■ **Data supplied**:
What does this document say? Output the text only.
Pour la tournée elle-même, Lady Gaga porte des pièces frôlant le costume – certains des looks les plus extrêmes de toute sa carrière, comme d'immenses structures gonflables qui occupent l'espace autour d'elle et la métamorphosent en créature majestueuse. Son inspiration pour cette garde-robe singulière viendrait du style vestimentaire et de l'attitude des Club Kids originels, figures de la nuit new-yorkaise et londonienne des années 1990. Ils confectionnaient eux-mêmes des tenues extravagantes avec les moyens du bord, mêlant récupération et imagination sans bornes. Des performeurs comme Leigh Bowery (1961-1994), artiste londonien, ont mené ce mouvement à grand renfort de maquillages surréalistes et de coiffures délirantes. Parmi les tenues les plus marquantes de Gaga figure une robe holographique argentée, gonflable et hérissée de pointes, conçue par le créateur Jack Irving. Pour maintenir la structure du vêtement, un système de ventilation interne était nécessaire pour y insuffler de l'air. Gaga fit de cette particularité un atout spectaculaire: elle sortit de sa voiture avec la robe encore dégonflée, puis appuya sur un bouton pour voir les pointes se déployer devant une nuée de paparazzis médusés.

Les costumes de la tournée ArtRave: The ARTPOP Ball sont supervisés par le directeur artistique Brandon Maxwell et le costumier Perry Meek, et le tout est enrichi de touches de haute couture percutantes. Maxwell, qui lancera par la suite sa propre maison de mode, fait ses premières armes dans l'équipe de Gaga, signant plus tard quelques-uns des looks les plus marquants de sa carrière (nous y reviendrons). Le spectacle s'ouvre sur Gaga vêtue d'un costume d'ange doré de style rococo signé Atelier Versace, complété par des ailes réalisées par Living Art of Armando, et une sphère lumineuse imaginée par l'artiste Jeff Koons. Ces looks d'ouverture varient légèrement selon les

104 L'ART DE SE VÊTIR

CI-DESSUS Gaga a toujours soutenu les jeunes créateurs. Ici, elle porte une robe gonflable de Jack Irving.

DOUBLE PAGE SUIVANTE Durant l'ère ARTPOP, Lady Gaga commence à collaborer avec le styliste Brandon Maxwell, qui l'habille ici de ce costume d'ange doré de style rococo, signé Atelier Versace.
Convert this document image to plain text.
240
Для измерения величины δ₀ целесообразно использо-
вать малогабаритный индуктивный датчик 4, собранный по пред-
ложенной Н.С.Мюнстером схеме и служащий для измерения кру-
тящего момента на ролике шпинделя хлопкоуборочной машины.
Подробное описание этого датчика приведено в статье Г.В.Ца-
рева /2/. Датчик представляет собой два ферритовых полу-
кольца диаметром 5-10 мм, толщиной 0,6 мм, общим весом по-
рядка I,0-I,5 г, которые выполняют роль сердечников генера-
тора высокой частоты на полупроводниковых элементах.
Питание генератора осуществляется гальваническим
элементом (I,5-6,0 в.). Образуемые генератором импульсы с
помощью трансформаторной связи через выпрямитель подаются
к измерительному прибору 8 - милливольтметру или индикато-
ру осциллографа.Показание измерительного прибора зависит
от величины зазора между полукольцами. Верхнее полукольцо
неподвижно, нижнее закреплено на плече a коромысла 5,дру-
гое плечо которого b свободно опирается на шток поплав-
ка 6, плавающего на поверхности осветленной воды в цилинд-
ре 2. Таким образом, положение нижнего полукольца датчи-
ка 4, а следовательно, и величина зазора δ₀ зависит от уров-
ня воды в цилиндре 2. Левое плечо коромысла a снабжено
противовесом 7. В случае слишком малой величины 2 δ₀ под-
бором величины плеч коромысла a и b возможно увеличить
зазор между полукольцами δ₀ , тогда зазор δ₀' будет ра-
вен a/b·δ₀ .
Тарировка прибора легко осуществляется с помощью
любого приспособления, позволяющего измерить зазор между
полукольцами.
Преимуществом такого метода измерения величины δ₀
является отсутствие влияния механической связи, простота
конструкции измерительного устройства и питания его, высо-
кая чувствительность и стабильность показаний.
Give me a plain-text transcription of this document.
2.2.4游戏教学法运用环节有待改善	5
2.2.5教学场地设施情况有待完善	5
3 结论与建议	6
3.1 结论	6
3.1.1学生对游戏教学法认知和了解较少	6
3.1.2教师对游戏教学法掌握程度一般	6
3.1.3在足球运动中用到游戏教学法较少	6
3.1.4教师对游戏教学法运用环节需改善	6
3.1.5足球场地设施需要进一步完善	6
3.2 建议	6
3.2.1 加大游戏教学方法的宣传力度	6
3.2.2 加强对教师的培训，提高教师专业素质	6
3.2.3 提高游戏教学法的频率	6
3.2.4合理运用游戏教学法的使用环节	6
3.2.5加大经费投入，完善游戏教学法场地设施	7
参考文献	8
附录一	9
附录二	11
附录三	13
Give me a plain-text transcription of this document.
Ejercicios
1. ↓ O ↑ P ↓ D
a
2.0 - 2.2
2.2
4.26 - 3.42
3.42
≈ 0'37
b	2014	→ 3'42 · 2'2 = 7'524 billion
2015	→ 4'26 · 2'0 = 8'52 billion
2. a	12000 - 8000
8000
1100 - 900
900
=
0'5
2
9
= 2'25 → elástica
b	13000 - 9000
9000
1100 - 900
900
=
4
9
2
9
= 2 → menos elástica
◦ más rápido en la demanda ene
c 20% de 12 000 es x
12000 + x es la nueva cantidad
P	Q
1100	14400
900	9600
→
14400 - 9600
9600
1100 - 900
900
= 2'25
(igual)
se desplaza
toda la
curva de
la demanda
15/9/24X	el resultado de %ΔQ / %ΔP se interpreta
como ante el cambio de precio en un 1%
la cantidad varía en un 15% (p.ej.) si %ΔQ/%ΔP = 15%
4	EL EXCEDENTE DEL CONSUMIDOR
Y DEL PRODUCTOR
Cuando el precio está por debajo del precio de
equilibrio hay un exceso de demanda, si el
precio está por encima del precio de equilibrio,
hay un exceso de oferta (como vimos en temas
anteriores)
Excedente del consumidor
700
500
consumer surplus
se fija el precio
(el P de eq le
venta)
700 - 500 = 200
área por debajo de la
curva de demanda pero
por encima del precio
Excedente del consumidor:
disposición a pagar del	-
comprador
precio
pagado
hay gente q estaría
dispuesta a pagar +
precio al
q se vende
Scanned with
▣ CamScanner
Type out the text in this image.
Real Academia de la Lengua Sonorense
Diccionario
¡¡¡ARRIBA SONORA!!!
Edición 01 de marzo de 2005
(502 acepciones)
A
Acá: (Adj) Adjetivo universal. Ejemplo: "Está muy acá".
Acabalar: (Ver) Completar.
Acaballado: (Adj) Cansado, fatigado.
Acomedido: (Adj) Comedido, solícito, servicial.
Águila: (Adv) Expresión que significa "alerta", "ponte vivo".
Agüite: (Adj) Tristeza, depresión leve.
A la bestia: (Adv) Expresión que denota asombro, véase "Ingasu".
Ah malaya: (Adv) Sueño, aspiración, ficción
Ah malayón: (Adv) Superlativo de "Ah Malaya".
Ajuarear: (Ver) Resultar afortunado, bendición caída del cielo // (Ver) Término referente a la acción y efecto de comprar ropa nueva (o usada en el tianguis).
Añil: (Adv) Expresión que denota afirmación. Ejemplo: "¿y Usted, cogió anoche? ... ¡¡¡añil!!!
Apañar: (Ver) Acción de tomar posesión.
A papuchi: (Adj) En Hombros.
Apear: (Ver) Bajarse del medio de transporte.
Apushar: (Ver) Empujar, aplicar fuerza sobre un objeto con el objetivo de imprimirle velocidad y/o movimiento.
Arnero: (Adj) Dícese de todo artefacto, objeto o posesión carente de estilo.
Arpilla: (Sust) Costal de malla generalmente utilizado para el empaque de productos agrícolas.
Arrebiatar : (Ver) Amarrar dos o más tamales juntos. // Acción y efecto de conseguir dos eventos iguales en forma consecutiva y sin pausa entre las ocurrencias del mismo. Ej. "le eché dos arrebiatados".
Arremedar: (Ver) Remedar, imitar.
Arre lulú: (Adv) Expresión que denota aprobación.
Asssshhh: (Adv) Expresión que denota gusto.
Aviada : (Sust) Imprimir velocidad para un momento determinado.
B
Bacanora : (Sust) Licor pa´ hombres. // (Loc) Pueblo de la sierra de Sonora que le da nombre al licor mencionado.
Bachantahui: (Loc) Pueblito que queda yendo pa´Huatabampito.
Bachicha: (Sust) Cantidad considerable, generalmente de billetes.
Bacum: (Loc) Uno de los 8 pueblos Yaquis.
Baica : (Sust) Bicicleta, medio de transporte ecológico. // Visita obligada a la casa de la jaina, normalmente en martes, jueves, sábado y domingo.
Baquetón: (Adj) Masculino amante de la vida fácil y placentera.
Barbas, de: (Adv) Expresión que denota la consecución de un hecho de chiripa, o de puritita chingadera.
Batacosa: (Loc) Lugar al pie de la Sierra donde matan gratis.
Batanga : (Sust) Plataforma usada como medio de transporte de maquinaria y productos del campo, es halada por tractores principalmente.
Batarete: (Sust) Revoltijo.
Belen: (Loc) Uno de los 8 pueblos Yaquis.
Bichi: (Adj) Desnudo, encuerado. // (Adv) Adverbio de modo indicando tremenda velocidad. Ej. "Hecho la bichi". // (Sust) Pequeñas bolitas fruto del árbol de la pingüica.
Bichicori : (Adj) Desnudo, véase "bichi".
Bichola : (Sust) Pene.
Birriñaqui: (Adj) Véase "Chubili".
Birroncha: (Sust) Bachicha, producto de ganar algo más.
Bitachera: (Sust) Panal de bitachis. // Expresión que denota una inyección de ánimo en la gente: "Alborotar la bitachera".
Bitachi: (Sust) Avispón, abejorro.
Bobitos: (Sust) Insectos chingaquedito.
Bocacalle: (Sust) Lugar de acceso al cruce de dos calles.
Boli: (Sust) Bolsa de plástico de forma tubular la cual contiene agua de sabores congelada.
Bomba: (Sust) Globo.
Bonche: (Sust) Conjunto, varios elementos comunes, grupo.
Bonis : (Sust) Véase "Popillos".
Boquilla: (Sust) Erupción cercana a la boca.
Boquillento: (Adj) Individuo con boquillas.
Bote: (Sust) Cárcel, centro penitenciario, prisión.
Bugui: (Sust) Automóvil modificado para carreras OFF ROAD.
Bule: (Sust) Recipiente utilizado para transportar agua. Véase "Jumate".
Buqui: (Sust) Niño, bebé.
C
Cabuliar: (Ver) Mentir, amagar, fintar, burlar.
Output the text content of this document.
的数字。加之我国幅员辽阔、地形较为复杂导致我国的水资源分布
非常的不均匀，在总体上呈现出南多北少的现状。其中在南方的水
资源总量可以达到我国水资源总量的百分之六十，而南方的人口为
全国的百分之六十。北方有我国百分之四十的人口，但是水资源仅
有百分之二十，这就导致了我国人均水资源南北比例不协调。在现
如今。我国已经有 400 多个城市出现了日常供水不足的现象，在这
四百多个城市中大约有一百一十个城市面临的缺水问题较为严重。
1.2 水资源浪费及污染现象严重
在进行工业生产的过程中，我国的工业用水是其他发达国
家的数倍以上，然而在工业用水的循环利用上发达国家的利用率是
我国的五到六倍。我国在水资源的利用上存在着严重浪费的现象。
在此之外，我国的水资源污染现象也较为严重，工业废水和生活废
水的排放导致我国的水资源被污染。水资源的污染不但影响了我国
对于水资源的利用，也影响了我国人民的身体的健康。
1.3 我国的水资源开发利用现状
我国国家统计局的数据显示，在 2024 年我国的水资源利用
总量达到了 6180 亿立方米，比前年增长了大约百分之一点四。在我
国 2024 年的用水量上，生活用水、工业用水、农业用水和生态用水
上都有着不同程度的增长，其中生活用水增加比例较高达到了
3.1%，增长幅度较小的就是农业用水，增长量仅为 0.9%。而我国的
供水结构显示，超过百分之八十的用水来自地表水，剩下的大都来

■ **Written request**: From the listing above, copy all lines holding the word "коромысла".

■ **Task result**:
неподвижно, нижнее закреплено на плече a коромысла 5,дру-
ня воды в цилиндре 2. Левое плечо коромысла a снабжено
бором величины плеч коромысла a и b возможно увеличить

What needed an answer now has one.